→ Task to complete
Select the lines that hold the word "content" and copy each one.

⟨

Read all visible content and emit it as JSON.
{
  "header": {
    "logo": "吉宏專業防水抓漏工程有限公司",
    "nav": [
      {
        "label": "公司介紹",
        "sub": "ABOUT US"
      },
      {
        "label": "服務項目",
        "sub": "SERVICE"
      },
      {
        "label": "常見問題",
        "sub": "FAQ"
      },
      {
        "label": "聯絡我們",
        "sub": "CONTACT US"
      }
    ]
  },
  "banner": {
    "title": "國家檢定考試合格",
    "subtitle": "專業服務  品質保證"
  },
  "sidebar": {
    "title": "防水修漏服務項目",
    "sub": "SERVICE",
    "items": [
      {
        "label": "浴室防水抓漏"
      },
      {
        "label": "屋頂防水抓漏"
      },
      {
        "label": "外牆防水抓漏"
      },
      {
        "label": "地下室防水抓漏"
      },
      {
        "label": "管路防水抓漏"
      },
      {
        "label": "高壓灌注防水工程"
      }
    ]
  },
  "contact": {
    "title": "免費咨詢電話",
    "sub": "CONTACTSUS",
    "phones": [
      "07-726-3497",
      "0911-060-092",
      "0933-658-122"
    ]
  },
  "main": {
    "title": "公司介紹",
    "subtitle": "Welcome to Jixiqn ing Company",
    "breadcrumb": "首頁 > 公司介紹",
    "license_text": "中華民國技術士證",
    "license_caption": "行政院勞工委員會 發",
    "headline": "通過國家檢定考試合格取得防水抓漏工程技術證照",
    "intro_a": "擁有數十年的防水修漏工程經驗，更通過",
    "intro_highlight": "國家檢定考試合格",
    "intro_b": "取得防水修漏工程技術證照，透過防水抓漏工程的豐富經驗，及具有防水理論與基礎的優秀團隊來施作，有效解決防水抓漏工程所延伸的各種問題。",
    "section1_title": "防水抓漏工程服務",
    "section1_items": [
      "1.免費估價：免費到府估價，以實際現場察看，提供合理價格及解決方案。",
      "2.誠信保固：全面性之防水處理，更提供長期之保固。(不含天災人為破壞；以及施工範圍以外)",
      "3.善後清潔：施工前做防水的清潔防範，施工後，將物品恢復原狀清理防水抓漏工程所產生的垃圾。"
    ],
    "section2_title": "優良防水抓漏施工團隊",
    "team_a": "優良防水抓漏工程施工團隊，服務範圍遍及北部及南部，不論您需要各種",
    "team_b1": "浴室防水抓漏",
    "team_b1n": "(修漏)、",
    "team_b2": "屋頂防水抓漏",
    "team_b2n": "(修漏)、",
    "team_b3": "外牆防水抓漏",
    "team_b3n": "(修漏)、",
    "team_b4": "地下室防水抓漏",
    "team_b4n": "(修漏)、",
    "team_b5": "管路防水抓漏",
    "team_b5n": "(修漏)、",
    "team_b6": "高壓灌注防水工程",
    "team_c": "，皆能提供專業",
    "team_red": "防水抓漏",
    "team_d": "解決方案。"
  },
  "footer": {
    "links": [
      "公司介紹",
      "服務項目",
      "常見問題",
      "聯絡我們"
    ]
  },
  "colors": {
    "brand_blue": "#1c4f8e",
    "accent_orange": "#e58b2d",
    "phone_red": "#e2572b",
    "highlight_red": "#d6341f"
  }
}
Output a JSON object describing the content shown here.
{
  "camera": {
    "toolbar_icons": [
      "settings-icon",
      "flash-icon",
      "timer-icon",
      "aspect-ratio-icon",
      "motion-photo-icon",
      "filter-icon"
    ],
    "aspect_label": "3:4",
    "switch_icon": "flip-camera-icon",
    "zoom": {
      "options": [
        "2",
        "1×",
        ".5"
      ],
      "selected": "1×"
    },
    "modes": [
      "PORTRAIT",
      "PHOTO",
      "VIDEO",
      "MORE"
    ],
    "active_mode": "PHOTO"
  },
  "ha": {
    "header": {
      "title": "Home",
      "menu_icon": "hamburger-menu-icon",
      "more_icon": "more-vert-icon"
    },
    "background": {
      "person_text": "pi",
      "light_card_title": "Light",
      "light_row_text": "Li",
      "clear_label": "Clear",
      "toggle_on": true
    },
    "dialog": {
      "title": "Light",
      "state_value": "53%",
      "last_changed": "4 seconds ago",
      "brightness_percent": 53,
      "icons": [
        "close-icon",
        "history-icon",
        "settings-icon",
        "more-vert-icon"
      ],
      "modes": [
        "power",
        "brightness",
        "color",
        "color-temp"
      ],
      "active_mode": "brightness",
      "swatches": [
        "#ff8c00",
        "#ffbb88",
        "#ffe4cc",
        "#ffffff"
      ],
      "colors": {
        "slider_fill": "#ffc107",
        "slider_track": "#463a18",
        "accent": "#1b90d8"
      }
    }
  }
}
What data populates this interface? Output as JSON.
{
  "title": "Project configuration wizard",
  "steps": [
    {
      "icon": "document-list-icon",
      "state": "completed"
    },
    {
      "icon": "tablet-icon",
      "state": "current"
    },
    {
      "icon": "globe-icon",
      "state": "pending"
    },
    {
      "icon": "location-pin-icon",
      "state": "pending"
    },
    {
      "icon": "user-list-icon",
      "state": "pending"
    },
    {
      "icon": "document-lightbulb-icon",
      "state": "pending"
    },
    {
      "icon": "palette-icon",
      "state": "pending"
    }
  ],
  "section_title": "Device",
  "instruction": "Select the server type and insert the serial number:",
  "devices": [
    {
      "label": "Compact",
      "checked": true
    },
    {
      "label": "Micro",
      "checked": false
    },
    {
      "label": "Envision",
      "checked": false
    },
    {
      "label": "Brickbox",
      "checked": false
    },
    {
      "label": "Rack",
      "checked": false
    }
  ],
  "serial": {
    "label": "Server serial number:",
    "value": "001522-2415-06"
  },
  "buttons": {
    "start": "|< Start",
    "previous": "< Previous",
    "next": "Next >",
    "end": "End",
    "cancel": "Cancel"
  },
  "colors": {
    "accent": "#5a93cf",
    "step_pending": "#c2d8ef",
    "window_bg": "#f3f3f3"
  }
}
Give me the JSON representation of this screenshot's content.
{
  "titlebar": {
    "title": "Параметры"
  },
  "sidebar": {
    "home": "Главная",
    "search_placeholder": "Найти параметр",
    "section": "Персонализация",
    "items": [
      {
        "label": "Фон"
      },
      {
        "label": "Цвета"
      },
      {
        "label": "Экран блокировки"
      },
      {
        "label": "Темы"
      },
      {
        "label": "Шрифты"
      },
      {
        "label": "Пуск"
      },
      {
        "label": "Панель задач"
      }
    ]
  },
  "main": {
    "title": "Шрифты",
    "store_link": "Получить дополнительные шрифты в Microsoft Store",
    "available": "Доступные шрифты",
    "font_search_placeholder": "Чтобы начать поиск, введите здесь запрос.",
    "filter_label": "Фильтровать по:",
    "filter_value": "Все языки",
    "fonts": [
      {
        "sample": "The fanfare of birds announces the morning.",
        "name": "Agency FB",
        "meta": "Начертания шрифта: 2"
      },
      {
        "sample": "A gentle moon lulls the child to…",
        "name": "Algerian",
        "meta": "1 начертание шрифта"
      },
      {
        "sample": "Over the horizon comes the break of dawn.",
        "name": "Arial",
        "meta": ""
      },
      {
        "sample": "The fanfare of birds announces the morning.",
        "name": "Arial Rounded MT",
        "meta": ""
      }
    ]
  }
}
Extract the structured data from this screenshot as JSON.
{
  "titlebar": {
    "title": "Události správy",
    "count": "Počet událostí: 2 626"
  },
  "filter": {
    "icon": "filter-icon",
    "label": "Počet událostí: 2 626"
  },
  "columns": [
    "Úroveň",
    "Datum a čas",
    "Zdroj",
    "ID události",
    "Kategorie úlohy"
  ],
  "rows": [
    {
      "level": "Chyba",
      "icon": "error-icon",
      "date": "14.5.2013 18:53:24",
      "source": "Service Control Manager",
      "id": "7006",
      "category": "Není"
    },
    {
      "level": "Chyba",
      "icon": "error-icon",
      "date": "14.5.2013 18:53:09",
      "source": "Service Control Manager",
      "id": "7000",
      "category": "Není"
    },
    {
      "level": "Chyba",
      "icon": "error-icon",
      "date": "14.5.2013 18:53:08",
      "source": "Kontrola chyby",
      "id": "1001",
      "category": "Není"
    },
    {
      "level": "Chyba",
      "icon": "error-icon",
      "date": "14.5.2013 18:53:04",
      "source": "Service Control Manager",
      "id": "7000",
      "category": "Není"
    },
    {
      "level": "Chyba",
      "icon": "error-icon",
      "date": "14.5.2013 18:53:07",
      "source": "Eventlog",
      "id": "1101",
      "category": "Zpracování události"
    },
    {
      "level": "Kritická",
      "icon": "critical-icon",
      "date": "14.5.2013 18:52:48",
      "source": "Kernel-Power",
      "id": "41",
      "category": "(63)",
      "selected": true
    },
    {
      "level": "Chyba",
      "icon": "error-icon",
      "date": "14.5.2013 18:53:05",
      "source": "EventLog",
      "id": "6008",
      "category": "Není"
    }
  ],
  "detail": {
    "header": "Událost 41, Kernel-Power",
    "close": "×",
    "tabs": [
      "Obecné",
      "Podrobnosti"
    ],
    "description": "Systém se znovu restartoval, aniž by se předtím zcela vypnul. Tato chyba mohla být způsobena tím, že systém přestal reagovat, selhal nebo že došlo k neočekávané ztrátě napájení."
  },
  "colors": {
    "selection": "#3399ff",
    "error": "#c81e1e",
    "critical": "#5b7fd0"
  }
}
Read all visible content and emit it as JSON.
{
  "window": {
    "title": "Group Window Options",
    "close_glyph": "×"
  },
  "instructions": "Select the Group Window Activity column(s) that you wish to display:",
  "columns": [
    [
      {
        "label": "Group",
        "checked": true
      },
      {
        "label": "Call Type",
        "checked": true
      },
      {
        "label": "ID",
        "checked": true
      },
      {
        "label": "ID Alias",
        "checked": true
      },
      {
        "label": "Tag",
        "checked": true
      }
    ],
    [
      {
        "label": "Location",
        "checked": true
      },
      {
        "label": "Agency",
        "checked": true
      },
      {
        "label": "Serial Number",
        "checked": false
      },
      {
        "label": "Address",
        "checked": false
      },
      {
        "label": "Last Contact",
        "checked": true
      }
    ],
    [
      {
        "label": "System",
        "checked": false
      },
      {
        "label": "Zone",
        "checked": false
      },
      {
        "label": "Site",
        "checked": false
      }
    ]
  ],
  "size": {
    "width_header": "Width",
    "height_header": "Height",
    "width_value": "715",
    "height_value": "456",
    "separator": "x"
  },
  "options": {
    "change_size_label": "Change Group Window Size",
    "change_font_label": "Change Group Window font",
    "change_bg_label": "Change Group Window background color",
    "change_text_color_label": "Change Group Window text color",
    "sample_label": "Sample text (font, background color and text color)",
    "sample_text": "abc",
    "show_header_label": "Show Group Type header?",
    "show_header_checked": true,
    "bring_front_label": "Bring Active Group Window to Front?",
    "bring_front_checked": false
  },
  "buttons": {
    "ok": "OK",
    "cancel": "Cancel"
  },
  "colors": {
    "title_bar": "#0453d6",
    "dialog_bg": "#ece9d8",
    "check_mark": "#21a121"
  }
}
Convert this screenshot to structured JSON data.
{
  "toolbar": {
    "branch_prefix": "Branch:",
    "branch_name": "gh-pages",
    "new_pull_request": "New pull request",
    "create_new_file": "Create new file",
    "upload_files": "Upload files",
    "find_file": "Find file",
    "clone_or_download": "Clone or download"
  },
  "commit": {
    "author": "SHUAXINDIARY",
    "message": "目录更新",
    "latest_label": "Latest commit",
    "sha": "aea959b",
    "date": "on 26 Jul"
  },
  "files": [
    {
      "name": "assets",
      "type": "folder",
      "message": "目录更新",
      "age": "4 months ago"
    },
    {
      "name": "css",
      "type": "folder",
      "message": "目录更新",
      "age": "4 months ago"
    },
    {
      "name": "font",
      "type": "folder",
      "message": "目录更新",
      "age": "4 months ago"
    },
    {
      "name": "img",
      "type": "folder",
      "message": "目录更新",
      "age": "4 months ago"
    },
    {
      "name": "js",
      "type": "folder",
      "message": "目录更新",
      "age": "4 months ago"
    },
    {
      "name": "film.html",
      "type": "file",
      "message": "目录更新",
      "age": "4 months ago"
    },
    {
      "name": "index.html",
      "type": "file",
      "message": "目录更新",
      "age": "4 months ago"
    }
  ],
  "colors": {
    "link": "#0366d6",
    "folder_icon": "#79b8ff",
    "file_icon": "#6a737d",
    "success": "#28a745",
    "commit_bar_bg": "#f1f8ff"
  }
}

⟩

→ Worked answer
Read all visible content and emit it as JSON.
Output a JSON object describing the content shown here.
Give me the JSON representation of this screenshot's content.
Read all visible content and emit it as JSON.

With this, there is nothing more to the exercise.